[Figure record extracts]
-- -- --

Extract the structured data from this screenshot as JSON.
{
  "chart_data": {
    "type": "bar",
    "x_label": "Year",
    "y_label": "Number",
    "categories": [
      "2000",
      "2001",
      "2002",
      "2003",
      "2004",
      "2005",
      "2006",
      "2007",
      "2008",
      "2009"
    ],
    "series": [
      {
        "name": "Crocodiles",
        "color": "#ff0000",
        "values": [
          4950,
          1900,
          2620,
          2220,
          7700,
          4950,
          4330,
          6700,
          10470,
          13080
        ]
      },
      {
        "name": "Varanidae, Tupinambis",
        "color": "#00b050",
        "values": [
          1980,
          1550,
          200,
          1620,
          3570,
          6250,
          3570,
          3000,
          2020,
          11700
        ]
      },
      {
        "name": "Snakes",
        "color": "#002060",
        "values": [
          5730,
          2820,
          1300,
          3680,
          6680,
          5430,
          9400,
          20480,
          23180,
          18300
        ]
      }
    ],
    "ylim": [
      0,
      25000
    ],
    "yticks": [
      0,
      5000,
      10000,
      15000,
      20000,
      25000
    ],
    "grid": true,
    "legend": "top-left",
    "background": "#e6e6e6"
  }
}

-- -- --

**What is being asked**
Check each line of the data above for the string "name", then report how many lines have it, with no other words.

**Correct response**
3